--- Start Input ---

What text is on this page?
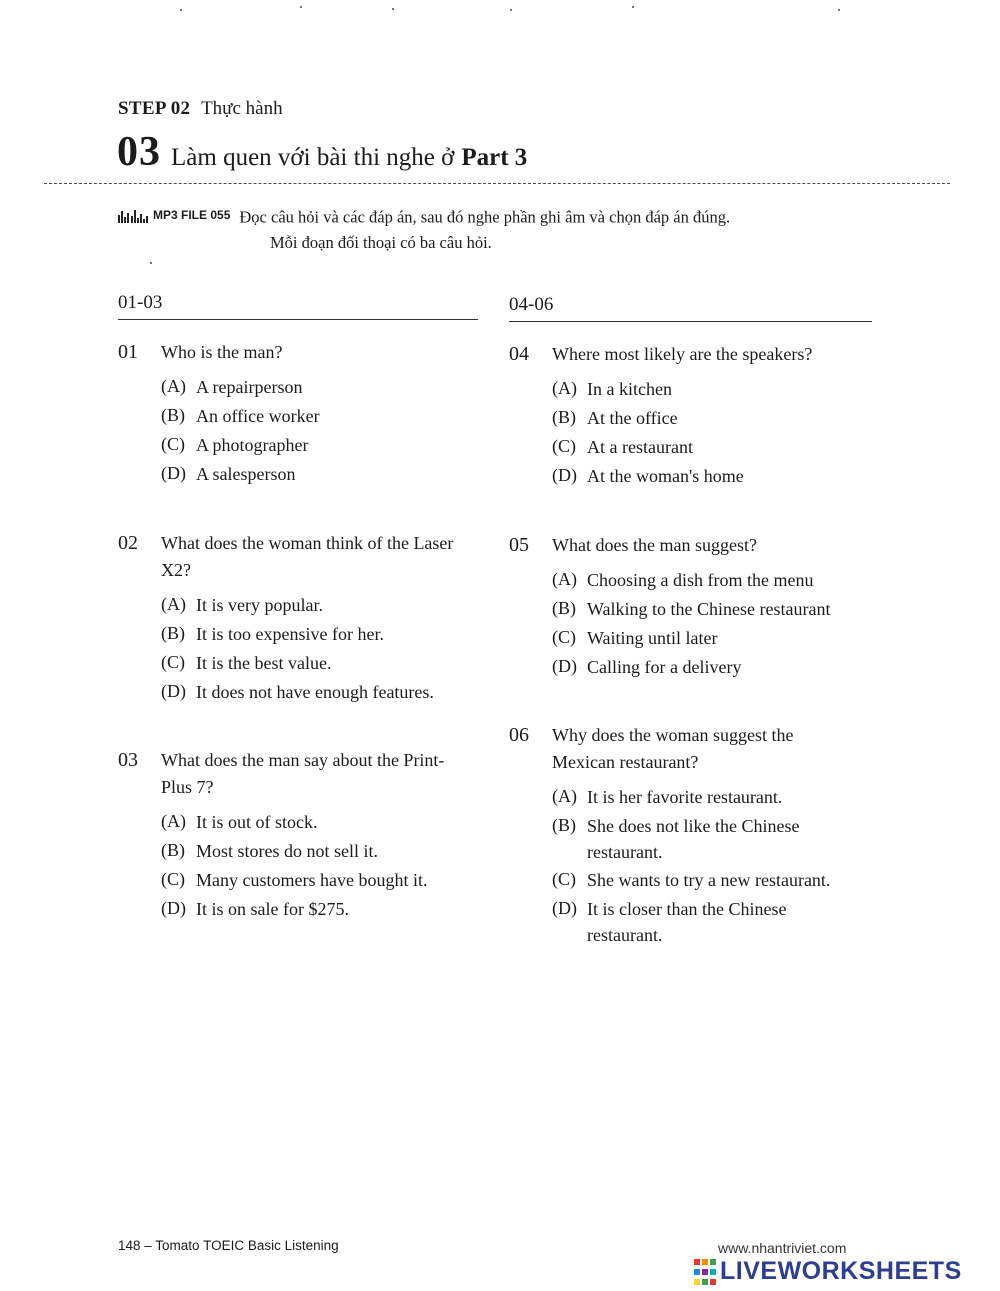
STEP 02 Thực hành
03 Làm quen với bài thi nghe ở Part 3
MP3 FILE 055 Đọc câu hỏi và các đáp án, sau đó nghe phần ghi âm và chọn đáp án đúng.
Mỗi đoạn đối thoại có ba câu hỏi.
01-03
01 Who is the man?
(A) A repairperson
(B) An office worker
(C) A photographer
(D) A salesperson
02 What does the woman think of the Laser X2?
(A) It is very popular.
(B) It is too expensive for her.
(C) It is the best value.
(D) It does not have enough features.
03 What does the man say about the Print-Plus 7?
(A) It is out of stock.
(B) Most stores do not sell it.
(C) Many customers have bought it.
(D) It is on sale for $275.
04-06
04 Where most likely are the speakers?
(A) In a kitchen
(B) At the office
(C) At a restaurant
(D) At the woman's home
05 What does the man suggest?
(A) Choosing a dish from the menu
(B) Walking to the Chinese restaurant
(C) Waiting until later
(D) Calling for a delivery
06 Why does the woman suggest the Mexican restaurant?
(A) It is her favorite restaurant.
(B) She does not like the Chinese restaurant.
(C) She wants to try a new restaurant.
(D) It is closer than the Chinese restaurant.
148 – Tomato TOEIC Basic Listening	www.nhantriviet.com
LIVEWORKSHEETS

--- End Input ---

## What you will do
Check all the records above and select each line where the string "Chinese" is found.

## Answer to this task
(B) Walking to the Chinese restaurant
(B) She does not like the Chinese restaurant.
(D) It is closer than the Chinese restaurant.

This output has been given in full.